_PROBLEM STATEMENT:_
Pictures aside, quote the whole listing exactly.

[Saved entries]
════════════════
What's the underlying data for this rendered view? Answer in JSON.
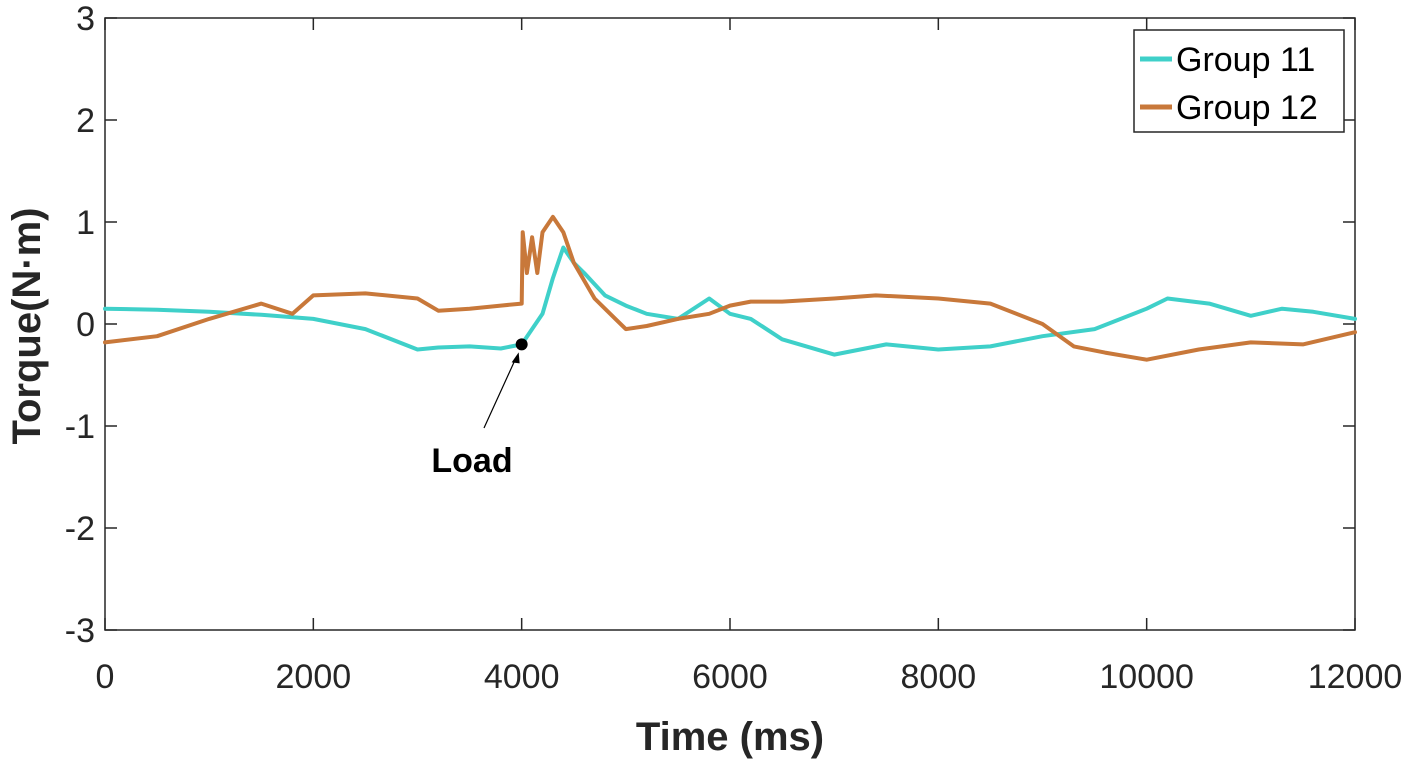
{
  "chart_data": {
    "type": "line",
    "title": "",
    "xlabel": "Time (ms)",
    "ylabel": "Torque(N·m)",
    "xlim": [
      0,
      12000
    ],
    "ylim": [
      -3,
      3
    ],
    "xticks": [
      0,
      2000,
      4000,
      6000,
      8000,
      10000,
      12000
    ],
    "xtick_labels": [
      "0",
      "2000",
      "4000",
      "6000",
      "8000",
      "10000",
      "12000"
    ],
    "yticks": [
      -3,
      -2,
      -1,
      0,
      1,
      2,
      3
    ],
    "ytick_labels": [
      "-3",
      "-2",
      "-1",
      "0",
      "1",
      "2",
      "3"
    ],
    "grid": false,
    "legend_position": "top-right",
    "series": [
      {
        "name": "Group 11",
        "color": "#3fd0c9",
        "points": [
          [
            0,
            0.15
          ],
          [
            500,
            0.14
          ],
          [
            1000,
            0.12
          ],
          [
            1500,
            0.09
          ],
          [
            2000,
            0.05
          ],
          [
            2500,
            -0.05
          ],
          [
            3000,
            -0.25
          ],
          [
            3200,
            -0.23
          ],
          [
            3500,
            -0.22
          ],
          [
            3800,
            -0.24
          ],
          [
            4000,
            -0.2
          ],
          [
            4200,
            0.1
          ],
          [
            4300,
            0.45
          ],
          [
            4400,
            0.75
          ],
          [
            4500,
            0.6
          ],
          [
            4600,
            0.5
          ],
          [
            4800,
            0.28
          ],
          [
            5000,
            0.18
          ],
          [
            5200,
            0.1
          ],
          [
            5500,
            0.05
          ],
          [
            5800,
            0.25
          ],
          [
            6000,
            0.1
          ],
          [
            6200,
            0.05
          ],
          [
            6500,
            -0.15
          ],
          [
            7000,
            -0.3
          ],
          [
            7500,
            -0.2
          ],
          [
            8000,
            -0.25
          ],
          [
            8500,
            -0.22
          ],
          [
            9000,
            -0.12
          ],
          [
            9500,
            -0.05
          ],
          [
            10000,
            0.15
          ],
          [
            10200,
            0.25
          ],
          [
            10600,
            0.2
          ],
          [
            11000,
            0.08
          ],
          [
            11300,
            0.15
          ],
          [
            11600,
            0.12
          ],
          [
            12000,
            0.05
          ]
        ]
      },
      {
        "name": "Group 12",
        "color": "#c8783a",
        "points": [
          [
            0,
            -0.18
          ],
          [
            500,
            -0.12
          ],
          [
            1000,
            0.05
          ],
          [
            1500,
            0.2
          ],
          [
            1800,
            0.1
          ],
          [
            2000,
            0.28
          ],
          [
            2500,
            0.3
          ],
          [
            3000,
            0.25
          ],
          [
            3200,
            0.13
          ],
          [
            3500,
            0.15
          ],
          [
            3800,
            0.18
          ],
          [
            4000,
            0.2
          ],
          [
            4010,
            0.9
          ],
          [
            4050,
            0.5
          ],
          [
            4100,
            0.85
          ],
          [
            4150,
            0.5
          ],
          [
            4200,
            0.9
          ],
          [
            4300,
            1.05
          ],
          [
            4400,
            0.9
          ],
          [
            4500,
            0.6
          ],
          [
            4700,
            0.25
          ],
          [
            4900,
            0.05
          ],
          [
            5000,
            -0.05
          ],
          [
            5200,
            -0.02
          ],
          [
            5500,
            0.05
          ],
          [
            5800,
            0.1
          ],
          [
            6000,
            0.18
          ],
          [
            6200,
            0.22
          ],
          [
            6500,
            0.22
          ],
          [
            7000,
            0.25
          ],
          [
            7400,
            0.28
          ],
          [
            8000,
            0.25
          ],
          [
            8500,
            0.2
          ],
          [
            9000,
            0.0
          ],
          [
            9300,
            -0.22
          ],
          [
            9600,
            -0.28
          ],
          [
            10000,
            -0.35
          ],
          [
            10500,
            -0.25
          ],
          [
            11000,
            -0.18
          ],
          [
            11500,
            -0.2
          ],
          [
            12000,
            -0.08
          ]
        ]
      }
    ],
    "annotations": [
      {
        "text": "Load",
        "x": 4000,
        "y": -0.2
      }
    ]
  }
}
════════════════
_FULL OUTPUT:_
What's the underlying data for this rendered view? Answer in JSON.
{
  "chart_data": {
    "type": "line",
    "title": "",
    "xlabel": "Time (ms)",
    "ylabel": "Torque(N·m)",
    "xlim": [
      0,
      12000
    ],
    "ylim": [
      -3,
      3
    ],
    "xticks": [
      0,
      2000,
      4000,
      6000,
      8000,
      10000,
      12000
    ],
    "xtick_labels": [
      "0",
      "2000",
      "4000",
      "6000",
      "8000",
      "10000",
      "12000"
    ],
    "yticks": [
      -3,
      -2,
      -1,
      0,
      1,
      2,
      3
    ],
    "ytick_labels": [
      "-3",
      "-2",
      "-1",
      "0",
      "1",
      "2",
      "3"
    ],
    "grid": false,
    "legend_position": "top-right",
    "series": [
      {
        "name": "Group 11",
        "color": "#3fd0c9",
        "points": [
          [
            0,
            0.15
          ],
          [
            500,
            0.14
          ],
          [
            1000,
            0.12
          ],
          [
            1500,
            0.09
          ],
          [
            2000,
            0.05
          ],
          [
            2500,
            -0.05
          ],
          [
            3000,
            -0.25
          ],
          [
            3200,
            -0.23
          ],
          [
            3500,
            -0.22
          ],
          [
            3800,
            -0.24
          ],
          [
            4000,
            -0.2
          ],
          [
            4200,
            0.1
          ],
          [
            4300,
            0.45
          ],
          [
            4400,
            0.75
          ],
          [
            4500,
            0.6
          ],
          [
            4600,
            0.5
          ],
          [
            4800,
            0.28
          ],
          [
            5000,
            0.18
          ],
          [
            5200,
            0.1
          ],
          [
            5500,
            0.05
          ],
          [
            5800,
            0.25
          ],
          [
            6000,
            0.1
          ],
          [
            6200,
            0.05
          ],
          [
            6500,
            -0.15
          ],
          [
            7000,
            -0.3
          ],
          [
            7500,
            -0.2
          ],
          [
            8000,
            -0.25
          ],
          [
            8500,
            -0.22
          ],
          [
            9000,
            -0.12
          ],
          [
            9500,
            -0.05
          ],
          [
            10000,
            0.15
          ],
          [
            10200,
            0.25
          ],
          [
            10600,
            0.2
          ],
          [
            11000,
            0.08
          ],
          [
            11300,
            0.15
          ],
          [
            11600,
            0.12
          ],
          [
            12000,
            0.05
          ]
        ]
      },
      {
        "name": "Group 12",
        "color": "#c8783a",
        "points": [
          [
            0,
            -0.18
          ],
          [
            500,
            -0.12
          ],
          [
            1000,
            0.05
          ],
          [
            1500,
            0.2
          ],
          [
            1800,
            0.1
          ],
          [
            2000,
            0.28
          ],
          [
            2500,
            0.3
          ],
          [
            3000,
            0.25
          ],
          [
            3200,
            0.13
          ],
          [
            3500,
            0.15
          ],
          [
            3800,
            0.18
          ],
          [
            4000,
            0.2
          ],
          [
            4010,
            0.9
          ],
          [
            4050,
            0.5
          ],
          [
            4100,
            0.85
          ],
          [
            4150,
            0.5
          ],
          [
            4200,
            0.9
          ],
          [
            4300,
            1.05
          ],
          [
            4400,
            0.9
          ],
          [
            4500,
            0.6
          ],
          [
            4700,
            0.25
          ],
          [
            4900,
            0.05
          ],
          [
            5000,
            -0.05
          ],
          [
            5200,
            -0.02
          ],
          [
            5500,
            0.05
          ],
          [
            5800,
            0.1
          ],
          [
            6000,
            0.18
          ],
          [
            6200,
            0.22
          ],
          [
            6500,
            0.22
          ],
          [
            7000,
            0.25
          ],
          [
            7400,
            0.28
          ],
          [
            8000,
            0.25
          ],
          [
            8500,
            0.2
          ],
          [
            9000,
            0.0
          ],
          [
            9300,
            -0.22
          ],
          [
            9600,
            -0.28
          ],
          [
            10000,
            -0.35
          ],
          [
            10500,
            -0.25
          ],
          [
            11000,
            -0.18
          ],
          [
            11500,
            -0.2
          ],
          [
            12000,
            -0.08
          ]
        ]
      }
    ],
    "annotations": [
      {
        "text": "Load",
        "x": 4000,
        "y": -0.2
      }
    ]
  }
}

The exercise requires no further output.